Records provided:
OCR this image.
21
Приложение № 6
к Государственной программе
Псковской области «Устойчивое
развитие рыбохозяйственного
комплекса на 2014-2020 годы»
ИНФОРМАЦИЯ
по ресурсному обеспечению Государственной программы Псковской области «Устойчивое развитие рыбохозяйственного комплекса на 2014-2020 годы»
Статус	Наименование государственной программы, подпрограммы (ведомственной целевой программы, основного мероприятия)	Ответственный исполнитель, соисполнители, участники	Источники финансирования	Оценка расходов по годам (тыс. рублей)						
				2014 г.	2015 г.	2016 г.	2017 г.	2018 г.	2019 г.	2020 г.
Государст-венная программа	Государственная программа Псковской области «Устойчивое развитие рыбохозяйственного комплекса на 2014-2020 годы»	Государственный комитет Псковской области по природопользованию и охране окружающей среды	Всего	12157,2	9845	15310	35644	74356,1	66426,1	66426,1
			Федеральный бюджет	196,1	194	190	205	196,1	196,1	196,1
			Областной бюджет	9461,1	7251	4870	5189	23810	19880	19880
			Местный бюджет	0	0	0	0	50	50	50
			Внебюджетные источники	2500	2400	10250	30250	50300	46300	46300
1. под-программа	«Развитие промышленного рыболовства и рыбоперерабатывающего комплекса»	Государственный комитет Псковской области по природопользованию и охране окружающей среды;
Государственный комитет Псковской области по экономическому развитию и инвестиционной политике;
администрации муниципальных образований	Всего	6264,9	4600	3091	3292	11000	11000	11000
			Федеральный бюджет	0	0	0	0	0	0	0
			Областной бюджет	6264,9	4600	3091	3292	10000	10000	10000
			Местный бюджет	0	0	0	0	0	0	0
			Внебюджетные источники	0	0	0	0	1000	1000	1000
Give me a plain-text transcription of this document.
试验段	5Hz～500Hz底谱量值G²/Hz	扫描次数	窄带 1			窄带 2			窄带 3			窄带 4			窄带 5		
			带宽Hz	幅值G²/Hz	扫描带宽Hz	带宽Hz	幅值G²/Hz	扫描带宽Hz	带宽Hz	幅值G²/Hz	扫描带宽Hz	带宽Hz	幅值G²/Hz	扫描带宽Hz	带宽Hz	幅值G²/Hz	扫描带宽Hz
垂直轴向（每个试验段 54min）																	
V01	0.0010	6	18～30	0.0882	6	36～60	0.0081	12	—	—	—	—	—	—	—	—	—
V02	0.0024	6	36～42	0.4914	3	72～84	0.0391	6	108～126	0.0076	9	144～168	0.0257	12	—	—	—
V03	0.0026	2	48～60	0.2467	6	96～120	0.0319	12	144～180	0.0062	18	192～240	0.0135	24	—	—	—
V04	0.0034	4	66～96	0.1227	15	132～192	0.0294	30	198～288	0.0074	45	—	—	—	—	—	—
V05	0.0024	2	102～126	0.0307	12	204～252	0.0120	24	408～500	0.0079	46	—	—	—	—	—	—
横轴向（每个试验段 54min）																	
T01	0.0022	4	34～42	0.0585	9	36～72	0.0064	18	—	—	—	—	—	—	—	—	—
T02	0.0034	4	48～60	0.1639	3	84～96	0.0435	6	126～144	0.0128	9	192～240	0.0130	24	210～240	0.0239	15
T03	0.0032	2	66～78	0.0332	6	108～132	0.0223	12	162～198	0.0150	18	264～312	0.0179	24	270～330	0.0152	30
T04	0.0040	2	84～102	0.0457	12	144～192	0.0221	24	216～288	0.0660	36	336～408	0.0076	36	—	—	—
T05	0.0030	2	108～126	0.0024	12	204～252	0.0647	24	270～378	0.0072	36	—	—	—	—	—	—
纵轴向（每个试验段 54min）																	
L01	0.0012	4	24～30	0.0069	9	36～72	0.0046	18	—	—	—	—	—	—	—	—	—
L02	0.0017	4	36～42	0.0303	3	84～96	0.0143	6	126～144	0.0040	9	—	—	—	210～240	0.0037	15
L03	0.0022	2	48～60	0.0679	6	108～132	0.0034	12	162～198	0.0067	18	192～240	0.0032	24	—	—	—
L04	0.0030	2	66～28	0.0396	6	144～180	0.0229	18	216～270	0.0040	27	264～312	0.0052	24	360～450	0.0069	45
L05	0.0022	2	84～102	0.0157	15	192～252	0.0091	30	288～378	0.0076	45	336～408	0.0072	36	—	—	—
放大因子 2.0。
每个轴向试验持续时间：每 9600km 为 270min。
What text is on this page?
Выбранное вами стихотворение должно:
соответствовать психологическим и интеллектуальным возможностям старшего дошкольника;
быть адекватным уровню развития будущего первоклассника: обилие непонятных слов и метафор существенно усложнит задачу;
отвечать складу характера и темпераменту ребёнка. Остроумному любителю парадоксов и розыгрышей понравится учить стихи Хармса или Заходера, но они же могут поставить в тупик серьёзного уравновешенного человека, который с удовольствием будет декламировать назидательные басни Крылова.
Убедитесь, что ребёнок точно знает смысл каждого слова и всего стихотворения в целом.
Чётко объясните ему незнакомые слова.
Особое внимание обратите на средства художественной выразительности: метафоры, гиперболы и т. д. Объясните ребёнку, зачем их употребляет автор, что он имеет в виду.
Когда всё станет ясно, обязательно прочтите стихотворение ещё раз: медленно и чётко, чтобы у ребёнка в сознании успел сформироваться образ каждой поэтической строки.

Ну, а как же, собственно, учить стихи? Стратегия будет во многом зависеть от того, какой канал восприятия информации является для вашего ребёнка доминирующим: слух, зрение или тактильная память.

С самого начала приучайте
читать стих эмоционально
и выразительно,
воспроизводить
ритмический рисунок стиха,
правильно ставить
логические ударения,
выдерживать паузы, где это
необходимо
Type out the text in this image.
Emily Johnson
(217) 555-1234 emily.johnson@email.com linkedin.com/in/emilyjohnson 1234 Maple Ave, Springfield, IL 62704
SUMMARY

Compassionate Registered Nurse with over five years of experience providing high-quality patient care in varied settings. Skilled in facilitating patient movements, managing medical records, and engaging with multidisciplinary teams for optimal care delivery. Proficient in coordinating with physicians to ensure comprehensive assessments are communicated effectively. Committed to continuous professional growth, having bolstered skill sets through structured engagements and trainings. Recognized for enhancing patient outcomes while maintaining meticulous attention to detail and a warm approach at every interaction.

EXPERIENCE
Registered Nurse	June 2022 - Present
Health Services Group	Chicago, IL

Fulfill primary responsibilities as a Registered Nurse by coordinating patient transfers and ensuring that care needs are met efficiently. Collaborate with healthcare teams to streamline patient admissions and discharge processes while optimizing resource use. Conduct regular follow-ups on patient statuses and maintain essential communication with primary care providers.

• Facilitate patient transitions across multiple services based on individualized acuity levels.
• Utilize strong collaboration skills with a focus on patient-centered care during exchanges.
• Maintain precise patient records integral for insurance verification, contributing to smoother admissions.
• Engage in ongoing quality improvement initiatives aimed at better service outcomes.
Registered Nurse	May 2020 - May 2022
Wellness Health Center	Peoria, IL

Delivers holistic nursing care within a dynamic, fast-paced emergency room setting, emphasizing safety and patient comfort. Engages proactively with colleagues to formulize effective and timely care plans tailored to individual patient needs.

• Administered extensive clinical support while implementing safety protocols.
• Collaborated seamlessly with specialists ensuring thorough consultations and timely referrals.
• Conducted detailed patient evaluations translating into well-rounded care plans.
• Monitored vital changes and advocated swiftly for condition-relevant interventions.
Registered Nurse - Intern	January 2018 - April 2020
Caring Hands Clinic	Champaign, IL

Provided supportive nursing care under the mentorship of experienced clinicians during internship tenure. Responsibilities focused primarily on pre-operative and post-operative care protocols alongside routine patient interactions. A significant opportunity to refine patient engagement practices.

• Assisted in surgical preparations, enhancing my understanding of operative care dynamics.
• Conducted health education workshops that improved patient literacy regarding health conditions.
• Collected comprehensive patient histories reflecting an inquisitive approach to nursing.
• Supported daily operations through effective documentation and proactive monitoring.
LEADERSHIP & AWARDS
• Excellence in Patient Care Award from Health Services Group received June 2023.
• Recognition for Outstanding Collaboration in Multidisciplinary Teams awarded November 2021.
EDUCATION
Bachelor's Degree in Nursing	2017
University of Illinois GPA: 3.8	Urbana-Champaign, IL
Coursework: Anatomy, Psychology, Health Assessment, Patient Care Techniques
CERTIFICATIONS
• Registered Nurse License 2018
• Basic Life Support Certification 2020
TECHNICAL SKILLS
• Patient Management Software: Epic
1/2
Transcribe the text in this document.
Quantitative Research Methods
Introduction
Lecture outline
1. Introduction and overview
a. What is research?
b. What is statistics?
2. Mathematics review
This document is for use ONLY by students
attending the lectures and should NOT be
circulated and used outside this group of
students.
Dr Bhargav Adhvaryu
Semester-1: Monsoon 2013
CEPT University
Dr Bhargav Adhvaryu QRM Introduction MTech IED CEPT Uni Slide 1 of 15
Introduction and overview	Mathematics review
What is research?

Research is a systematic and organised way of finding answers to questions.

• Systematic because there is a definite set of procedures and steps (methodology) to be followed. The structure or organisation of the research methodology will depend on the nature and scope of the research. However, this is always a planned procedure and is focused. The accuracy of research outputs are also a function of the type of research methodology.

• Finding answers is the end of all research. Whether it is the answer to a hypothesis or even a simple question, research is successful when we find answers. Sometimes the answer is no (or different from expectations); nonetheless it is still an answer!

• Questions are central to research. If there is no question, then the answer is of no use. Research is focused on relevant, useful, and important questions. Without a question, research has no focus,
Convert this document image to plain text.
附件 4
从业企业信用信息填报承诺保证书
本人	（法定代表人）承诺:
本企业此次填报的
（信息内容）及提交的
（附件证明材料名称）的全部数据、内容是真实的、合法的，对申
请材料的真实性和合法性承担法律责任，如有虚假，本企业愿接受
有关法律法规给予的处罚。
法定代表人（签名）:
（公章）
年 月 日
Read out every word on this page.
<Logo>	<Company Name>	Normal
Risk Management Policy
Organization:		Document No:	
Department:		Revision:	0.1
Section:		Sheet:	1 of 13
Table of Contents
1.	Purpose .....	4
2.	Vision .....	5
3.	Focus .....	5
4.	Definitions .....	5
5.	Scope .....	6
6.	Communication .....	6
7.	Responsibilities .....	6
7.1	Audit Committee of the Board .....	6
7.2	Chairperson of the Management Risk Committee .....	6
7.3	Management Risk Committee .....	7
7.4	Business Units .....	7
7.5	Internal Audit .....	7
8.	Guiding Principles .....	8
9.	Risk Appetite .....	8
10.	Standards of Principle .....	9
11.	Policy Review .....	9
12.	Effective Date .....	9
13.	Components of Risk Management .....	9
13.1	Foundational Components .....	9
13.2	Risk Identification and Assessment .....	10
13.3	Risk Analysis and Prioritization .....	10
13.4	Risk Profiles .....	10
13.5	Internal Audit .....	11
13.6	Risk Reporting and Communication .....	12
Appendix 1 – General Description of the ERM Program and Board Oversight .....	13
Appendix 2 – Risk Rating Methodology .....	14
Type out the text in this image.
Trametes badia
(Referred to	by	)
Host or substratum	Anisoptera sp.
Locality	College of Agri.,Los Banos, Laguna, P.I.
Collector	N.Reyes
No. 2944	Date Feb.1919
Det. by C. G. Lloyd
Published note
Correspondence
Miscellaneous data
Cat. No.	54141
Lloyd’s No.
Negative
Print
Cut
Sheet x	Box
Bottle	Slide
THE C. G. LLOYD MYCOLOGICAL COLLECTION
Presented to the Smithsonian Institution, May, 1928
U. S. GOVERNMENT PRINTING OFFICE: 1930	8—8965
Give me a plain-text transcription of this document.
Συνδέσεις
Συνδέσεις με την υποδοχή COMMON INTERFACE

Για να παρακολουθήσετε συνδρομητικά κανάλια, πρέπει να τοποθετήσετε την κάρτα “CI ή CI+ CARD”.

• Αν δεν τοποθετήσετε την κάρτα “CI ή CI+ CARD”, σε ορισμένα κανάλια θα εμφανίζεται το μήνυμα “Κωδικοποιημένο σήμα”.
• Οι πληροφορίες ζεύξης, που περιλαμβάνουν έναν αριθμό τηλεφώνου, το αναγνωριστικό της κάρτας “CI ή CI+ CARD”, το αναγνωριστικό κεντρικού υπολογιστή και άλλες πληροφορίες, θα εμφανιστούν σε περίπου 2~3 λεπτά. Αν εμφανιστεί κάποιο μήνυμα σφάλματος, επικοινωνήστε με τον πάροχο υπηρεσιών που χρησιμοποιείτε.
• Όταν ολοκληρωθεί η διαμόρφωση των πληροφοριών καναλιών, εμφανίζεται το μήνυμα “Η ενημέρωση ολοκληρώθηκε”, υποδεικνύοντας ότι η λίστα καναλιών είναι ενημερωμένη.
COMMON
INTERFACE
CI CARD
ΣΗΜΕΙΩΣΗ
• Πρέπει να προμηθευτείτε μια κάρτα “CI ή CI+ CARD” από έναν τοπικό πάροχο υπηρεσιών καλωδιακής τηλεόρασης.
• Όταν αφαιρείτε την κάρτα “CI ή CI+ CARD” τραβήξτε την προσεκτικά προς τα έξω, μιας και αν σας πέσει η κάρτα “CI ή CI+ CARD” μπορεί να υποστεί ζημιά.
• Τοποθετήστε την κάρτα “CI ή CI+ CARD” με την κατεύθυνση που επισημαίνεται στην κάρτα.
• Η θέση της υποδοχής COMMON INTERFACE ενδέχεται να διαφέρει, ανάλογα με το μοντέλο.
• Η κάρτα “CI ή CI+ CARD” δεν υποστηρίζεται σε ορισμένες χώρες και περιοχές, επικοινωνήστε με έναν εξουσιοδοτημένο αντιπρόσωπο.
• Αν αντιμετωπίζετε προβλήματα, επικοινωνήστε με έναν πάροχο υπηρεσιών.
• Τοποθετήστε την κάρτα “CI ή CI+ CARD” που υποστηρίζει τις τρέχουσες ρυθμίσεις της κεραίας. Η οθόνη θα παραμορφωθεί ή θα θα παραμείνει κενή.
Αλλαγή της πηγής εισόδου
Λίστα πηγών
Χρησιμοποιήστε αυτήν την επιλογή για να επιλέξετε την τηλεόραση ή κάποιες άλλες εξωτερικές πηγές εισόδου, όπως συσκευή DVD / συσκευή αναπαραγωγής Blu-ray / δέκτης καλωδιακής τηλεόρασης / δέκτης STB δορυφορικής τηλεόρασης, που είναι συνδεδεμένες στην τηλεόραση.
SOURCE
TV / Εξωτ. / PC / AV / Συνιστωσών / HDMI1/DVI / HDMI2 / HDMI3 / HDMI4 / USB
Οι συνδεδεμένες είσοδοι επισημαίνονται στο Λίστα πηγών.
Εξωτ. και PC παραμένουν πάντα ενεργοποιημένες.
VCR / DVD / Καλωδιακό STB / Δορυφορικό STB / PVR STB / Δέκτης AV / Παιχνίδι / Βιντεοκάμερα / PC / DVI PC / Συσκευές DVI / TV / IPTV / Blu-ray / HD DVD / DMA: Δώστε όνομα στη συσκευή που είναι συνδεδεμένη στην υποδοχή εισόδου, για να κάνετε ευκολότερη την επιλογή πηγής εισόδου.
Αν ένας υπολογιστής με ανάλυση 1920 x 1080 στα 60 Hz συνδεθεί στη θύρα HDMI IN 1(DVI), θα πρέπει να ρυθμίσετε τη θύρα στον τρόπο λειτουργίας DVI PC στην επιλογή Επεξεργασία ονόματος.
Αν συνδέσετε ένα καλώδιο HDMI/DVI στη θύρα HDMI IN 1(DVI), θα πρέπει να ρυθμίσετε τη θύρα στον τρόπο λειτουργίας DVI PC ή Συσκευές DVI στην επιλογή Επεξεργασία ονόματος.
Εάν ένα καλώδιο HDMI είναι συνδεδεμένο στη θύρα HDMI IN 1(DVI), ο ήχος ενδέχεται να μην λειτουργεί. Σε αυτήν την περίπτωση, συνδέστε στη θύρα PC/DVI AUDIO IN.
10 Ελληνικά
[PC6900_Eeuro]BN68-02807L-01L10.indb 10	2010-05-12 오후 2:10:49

Exercise: Reply with one number only: the count of lines in the entries that contain "учить".

Reply to the exercise: 2